Start of MATERIAL PROVIDED

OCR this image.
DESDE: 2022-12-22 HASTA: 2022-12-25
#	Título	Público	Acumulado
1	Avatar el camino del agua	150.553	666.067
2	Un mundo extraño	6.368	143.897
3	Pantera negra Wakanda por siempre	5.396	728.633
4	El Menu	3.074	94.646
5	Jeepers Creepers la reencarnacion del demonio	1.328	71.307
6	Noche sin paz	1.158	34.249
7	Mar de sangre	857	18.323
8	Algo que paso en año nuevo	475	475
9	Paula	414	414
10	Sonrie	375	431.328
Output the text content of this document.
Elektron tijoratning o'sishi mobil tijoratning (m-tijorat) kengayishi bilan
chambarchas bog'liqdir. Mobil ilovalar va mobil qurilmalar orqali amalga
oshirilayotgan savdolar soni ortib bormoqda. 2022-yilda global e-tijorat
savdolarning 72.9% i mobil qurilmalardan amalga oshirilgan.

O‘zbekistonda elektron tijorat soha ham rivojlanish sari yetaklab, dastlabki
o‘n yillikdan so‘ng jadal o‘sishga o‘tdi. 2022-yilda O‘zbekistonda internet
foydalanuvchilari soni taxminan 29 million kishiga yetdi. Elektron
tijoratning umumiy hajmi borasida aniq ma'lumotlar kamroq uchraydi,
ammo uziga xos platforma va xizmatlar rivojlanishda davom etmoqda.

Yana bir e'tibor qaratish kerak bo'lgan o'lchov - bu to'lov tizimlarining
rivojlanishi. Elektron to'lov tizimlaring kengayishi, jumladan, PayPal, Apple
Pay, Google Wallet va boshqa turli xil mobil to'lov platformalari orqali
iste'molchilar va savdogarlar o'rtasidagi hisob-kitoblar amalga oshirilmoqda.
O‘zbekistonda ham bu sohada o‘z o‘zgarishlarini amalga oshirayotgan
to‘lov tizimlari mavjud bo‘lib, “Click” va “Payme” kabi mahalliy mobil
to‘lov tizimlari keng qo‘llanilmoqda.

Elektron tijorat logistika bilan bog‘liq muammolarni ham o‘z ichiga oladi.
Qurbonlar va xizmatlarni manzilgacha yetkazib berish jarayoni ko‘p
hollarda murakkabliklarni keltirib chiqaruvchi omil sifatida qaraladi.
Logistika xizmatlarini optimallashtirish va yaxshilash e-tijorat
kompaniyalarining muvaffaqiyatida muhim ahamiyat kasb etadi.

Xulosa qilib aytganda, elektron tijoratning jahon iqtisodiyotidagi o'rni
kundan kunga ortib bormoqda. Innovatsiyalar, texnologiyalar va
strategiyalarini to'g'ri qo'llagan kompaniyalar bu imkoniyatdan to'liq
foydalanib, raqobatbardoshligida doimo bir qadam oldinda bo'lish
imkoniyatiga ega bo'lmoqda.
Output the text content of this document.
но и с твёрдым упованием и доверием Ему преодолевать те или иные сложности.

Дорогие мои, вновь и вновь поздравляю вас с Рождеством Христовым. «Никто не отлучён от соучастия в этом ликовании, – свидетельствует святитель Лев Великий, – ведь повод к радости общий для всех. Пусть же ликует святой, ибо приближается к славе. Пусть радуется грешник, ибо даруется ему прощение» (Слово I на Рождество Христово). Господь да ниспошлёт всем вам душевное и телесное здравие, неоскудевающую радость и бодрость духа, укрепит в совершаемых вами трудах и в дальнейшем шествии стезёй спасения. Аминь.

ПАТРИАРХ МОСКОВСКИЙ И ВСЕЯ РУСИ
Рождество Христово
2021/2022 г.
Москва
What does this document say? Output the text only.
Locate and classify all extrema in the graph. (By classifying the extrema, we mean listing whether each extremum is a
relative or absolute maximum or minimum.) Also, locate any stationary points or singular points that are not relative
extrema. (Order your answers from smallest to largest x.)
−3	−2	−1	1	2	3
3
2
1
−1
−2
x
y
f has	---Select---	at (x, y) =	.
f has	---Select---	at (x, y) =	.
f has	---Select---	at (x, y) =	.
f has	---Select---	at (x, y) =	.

End of MATERIAL PROVIDED

### INSTRUCTIONS TO FOLLOW
Copy exactly the lines above, from the one containing "What does this" through the very last line.

### EXERCISE ANSWER
What does this document say? Output the text only.
Locate and classify all extrema in the graph. (By classifying the extrema, we mean listing whether each extremum is a
relative or absolute maximum or minimum.) Also, locate any stationary points or singular points that are not relative
extrema. (Order your answers from smallest to largest x.)
−3	−2	−1	1	2	3
3
2
1
−1
−2
x
y
f has	---Select---	at (x, y) =	.
f has	---Select---	at (x, y) =	.
f has	---Select---	at (x, y) =	.
f has	---Select---	at (x, y) =	.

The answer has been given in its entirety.